A block of data:
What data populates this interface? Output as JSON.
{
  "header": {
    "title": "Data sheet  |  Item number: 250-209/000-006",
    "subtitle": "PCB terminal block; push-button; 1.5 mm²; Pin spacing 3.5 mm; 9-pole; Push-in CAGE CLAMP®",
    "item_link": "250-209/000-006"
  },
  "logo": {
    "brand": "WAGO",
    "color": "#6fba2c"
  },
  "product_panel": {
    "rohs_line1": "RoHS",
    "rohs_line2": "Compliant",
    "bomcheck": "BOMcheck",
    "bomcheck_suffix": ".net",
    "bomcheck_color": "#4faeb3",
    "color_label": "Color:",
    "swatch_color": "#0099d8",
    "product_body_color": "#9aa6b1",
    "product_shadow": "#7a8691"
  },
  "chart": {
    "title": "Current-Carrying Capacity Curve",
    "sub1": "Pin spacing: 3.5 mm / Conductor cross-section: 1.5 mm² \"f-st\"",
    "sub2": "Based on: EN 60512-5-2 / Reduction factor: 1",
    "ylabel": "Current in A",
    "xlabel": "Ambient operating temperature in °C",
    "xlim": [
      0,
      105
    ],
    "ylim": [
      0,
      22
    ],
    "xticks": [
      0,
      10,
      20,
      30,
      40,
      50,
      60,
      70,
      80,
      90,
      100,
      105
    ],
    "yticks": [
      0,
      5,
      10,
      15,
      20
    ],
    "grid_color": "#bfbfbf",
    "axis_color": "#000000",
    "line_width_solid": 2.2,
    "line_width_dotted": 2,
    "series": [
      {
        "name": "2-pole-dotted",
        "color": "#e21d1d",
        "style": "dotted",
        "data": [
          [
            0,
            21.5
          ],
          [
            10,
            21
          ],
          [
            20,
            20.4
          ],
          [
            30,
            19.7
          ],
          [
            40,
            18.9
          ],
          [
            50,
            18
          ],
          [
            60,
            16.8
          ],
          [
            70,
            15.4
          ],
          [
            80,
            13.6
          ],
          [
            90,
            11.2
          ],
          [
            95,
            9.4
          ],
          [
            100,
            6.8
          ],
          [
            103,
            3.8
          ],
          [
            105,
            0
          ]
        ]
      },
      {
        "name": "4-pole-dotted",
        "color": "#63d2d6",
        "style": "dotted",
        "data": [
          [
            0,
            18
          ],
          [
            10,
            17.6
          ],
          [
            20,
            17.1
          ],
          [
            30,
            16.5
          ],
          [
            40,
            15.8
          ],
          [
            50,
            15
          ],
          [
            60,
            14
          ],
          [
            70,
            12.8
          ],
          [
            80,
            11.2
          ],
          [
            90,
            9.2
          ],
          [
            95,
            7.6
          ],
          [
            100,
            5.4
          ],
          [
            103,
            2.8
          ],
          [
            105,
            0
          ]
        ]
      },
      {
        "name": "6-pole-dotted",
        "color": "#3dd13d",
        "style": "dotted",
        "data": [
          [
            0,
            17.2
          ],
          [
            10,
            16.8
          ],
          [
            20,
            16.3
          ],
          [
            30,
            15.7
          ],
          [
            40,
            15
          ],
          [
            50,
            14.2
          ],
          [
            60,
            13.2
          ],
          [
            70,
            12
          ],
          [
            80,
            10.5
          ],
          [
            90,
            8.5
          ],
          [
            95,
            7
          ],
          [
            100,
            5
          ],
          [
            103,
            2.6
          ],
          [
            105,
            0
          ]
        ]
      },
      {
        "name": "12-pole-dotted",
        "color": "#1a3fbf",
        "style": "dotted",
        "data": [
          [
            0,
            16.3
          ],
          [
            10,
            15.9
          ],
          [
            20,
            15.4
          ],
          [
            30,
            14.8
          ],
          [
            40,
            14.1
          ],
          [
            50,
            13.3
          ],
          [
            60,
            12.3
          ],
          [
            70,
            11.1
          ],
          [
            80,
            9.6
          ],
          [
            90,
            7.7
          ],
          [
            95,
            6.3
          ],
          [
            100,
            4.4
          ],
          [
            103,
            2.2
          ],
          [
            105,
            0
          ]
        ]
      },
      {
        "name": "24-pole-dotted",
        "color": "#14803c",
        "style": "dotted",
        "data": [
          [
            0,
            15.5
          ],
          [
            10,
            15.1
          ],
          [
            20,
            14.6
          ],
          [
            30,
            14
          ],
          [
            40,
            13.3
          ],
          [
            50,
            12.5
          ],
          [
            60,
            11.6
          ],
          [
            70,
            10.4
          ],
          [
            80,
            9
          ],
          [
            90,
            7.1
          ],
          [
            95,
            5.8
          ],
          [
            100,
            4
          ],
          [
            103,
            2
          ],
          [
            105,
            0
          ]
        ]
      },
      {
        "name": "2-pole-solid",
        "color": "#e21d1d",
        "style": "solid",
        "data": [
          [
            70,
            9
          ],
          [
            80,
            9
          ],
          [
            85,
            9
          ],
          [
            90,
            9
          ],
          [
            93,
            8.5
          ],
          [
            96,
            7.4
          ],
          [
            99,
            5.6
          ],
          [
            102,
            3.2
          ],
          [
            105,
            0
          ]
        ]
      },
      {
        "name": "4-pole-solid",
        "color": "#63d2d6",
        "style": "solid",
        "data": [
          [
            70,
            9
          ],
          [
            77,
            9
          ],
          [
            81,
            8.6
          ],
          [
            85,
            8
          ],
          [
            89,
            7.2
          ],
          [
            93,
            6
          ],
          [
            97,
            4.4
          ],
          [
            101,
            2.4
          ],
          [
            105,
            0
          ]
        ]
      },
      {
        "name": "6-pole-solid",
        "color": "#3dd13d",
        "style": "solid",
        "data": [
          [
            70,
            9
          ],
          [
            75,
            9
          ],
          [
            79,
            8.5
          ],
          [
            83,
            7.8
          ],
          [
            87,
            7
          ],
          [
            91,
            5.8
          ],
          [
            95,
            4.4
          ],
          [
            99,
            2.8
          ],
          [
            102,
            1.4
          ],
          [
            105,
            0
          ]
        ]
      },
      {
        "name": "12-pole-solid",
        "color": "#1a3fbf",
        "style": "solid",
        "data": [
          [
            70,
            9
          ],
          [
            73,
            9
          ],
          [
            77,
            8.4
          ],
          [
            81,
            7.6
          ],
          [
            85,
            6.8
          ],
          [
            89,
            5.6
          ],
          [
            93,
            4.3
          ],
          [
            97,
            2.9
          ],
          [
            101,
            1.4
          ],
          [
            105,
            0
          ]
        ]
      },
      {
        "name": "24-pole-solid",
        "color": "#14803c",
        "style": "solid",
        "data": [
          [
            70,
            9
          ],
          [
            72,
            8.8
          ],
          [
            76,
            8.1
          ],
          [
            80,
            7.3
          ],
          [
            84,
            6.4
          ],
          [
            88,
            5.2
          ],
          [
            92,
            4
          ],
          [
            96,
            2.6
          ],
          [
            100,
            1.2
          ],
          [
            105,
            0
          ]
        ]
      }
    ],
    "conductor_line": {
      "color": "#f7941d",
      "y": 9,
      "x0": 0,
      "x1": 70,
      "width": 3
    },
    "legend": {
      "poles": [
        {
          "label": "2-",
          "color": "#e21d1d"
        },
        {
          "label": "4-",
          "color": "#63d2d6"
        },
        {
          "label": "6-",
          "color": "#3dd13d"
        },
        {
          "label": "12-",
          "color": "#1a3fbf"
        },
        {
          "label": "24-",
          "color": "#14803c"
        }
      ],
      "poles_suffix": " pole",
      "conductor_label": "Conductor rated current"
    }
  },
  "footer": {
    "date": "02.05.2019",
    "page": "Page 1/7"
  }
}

* [OBJECTIVE] How many lines in the listing above contain "name"? Answer with the number alone.

* [FULL RESPONSE] 10